Start of DATA EXTRACT

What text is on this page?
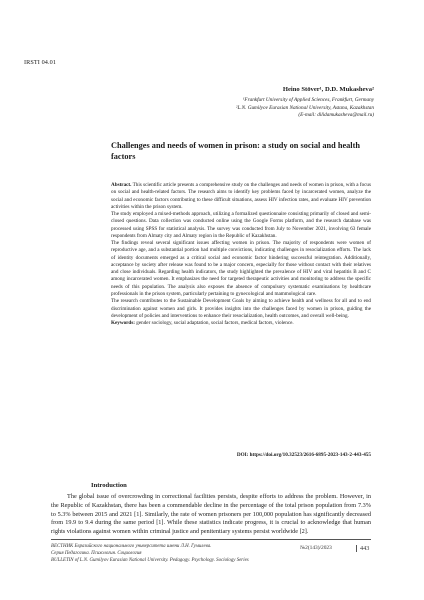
IRSTI 04.01
Heino Stöver¹, D.D. Mukasheva²
¹Frankfurt University of Applied Sciences, Frankfurt, Germany
²L.N. Gumilyov Eurasian National University, Astana, Kazakhstan
(E-mail: dilidamukasheva@mail.ru)
Challenges and needs of women in prison: a study on social and health factors

Abstract. This scientific article presents a comprehensive study on the challenges and needs of women in prison, with a focus on social and health-related factors. The research aims to identify key problems faced by incarcerated women, analyze the social and economic factors contributing to these difficult situations, assess HIV infection rates, and evaluate HIV prevention activities within the prison system.

The study employed a mixed-methods approach, utilizing a formalized questionnaire consisting primarily of closed and semi-closed questions. Data collection was conducted online using the Google Forms platform, and the research database was processed using SPSS for statistical analysis. The survey was conducted from July to November 2021, involving 63 female respondents from Almaty city and Almaty region in the Republic of Kazakhstan.

The findings reveal several significant issues affecting women in prison. The majority of respondents were women of reproductive age, and a substantial portion had multiple convictions, indicating challenges in resocialization efforts. The lack of identity documents emerged as a critical social and economic factor hindering successful reintegration. Additionally, acceptance by society after release was found to be a major concern, especially for those without contact with their relatives and close individuals. Regarding health indicators, the study highlighted the prevalence of HIV and viral hepatitis B and C among incarcerated women. It emphasizes the need for targeted therapeutic activities and monitoring to address the specific needs of this population. The analysis also exposes the absence of compulsory systematic examinations by healthcare professionals in the prison system, particularly pertaining to gynecological and mammological care.

The research contributes to the Sustainable Development Goals by aiming to achieve health and wellness for all and to end discrimination against women and girls. It provides insights into the challenges faced by women in prison, guiding the development of policies and interventions to enhance their resocialization, health outcomes, and overall well-being.

Keywords: gender sociology, social adaptation, social factors, medical factors, violence.

DOI: https://doi.org/10.32523/2616-6895-2023-143-2-443-455
Introduction

The global issue of overcrowding in correctional facilities persists, despite efforts to address the problem. However, in the Republic of Kazakhstan, there has been a commendable decline in the percentage of the total prison population from 7.3% to 5.3% between 2015 and 2021 [1]. Similarly, the rate of women prisoners per 100,000 population has significantly decreased from 19.9 to 9.4 during the same period [1]. While these statistics indicate progress, it is crucial to acknowledge that human rights violations against women within criminal justice and penitentiary systems persist worldwide [2].

ВЕСТНИК Евразийского национального университета имени Л.Н. Гумилева.
Серия Педагогика. Психология. Социология
BULLETIN of L.N. Gumilyov Eurasian National University. Pedagogy. Psychology. Sociology Series
№2(143)/2023	443
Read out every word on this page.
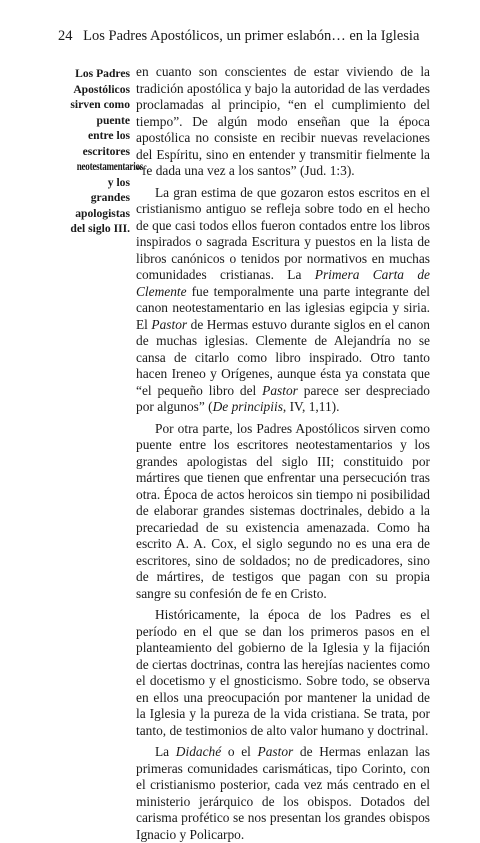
24 Los Padres Apostólicos, un primer eslabón… en la Iglesia
Los Padres
Apostólicos
sirven como
puente
entre los
escritores
neotestamentarios
y los
grandes
apologistas
del siglo III.

en cuanto son conscientes de estar viviendo de la tradición apostólica y bajo la autoridad de las verdades proclamadas al principio, “en el cumplimiento del tiempo”. De algún modo enseñan que la época apostólica no consiste en recibir nuevas revelaciones del Espíritu, sino en entender y transmitir fielmente la “fe dada una vez a los santos” (Jud. 1:3).

La gran estima de que gozaron estos escritos en el cristianismo antiguo se refleja sobre todo en el hecho de que casi todos ellos fueron contados entre los libros inspirados o sagrada Escritura y puestos en la lista de libros canónicos o tenidos por normativos en muchas comunidades cristianas. La Primera Carta de Clemente fue temporalmente una parte integrante del canon neotestamentario en las iglesias egipcia y siria. El Pastor de Hermas estuvo durante siglos en el canon de muchas iglesias. Clemente de Alejandría no se cansa de citarlo como libro inspirado. Otro tanto hacen Ireneo y Orígenes, aunque ésta ya constata que “el pequeño libro del Pastor parece ser despreciado por algunos” (De principiis, IV, 1,11).

Por otra parte, los Padres Apostólicos sirven como puente entre los escritores neotestamentarios y los grandes apologistas del siglo III; constituido por mártires que tienen que enfrentar una persecución tras otra. Época de actos heroicos sin tiempo ni posibilidad de elaborar grandes sistemas doctrinales, debido a la precariedad de su existencia amenazada. Como ha escrito A. A. Cox, el siglo segundo no es una era de escritores, sino de soldados; no de predicadores, sino de mártires, de testigos que pagan con su propia sangre su confesión de fe en Cristo.

Históricamente, la época de los Padres es el período en el que se dan los primeros pasos en el planteamiento del gobierno de la Iglesia y la fijación de ciertas doctrinas, contra las herejías nacientes como el docetismo y el gnosticismo. Sobre todo, se observa en ellos una preocupación por mantener la unidad de la Iglesia y la pureza de la vida cristiana. Se trata, por tanto, de testimonios de alto valor humano y doctrinal.

La Didaché o el Pastor de Hermas enlazan las primeras comunidades carismáticas, tipo Corinto, con el cristianismo posterior, cada vez más centrado en el ministerio jerárquico de los obispos. Dotados del carisma profético se nos presentan los grandes obispos Ignacio y Policarpo.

End of DATA EXTRACT

All of the entries above are to be transcribed word for word, with no pictures included.

#### [EXPECTED OUTPUT]
What text is on this page?
IRSTI 04.01
Heino Stöver¹, D.D. Mukasheva²
¹Frankfurt University of Applied Sciences, Frankfurt, Germany
²L.N. Gumilyov Eurasian National University, Astana, Kazakhstan
(E-mail: dilidamukasheva@mail.ru)
Challenges and needs of women in prison: a study on social and health factors

Abstract. This scientific article presents a comprehensive study on the challenges and needs of women in prison, with a focus on social and health-related factors. The research aims to identify key problems faced by incarcerated women, analyze the social and economic factors contributing to these difficult situations, assess HIV infection rates, and evaluate HIV prevention activities within the prison system.

The study employed a mixed-methods approach, utilizing a formalized questionnaire consisting primarily of closed and semi-closed questions. Data collection was conducted online using the Google Forms platform, and the research database was processed using SPSS for statistical analysis. The survey was conducted from July to November 2021, involving 63 female respondents from Almaty city and Almaty region in the Republic of Kazakhstan.

The findings reveal several significant issues affecting women in prison. The majority of respondents were women of reproductive age, and a substantial portion had multiple convictions, indicating challenges in resocialization efforts. The lack of identity documents emerged as a critical social and economic factor hindering successful reintegration. Additionally, acceptance by society after release was found to be a major concern, especially for those without contact with their relatives and close individuals. Regarding health indicators, the study highlighted the prevalence of HIV and viral hepatitis B and C among incarcerated women. It emphasizes the need for targeted therapeutic activities and monitoring to address the specific needs of this population. The analysis also exposes the absence of compulsory systematic examinations by healthcare professionals in the prison system, particularly pertaining to gynecological and mammological care.

The research contributes to the Sustainable Development Goals by aiming to achieve health and wellness for all and to end discrimination against women and girls. It provides insights into the challenges faced by women in prison, guiding the development of policies and interventions to enhance their resocialization, health outcomes, and overall well-being.

Keywords: gender sociology, social adaptation, social factors, medical factors, violence.

DOI: https://doi.org/10.32523/2616-6895-2023-143-2-443-455
Introduction

The global issue of overcrowding in correctional facilities persists, despite efforts to address the problem. However, in the Republic of Kazakhstan, there has been a commendable decline in the percentage of the total prison population from 7.3% to 5.3% between 2015 and 2021 [1]. Similarly, the rate of women prisoners per 100,000 population has significantly decreased from 19.9 to 9.4 during the same period [1]. While these statistics indicate progress, it is crucial to acknowledge that human rights violations against women within criminal justice and penitentiary systems persist worldwide [2].

ВЕСТНИК Евразийского национального университета имени Л.Н. Гумилева.
Серия Педагогика. Психология. Социология
BULLETIN of L.N. Gumilyov Eurasian National University. Pedagogy. Psychology. Sociology Series
№2(143)/2023	443
Read out every word on this page.
24 Los Padres Apostólicos, un primer eslabón… en la Iglesia
Los Padres
Apostólicos
sirven como
puente
entre los
escritores
neotestamentarios
y los
grandes
apologistas
del siglo III.

en cuanto son conscientes de estar viviendo de la tradición apostólica y bajo la autoridad de las verdades proclamadas al principio, “en el cumplimiento del tiempo”. De algún modo enseñan que la época apostólica no consiste en recibir nuevas revelaciones del Espíritu, sino en entender y transmitir fielmente la “fe dada una vez a los santos” (Jud. 1:3).

La gran estima de que gozaron estos escritos en el cristianismo antiguo se refleja sobre todo en el hecho de que casi todos ellos fueron contados entre los libros inspirados o sagrada Escritura y puestos en la lista de libros canónicos o tenidos por normativos en muchas comunidades cristianas. La Primera Carta de Clemente fue temporalmente una parte integrante del canon neotestamentario en las iglesias egipcia y siria. El Pastor de Hermas estuvo durante siglos en el canon de muchas iglesias. Clemente de Alejandría no se cansa de citarlo como libro inspirado. Otro tanto hacen Ireneo y Orígenes, aunque ésta ya constata que “el pequeño libro del Pastor parece ser despreciado por algunos” (De principiis, IV, 1,11).

Por otra parte, los Padres Apostólicos sirven como puente entre los escritores neotestamentarios y los grandes apologistas del siglo III; constituido por mártires que tienen que enfrentar una persecución tras otra. Época de actos heroicos sin tiempo ni posibilidad de elaborar grandes sistemas doctrinales, debido a la precariedad de su existencia amenazada. Como ha escrito A. A. Cox, el siglo segundo no es una era de escritores, sino de soldados; no de predicadores, sino de mártires, de testigos que pagan con su propia sangre su confesión de fe en Cristo.

Históricamente, la época de los Padres es el período en el que se dan los primeros pasos en el planteamiento del gobierno de la Iglesia y la fijación de ciertas doctrinas, contra las herejías nacientes como el docetismo y el gnosticismo. Sobre todo, se observa en ellos una preocupación por mantener la unidad de la Iglesia y la pureza de la vida cristiana. Se trata, por tanto, de testimonios de alto valor humano y doctrinal.

La Didaché o el Pastor de Hermas enlazan las primeras comunidades carismáticas, tipo Corinto, con el cristianismo posterior, cada vez más centrado en el ministerio jerárquico de los obispos. Dotados del carisma profético se nos presentan los grandes obispos Ignacio y Policarpo.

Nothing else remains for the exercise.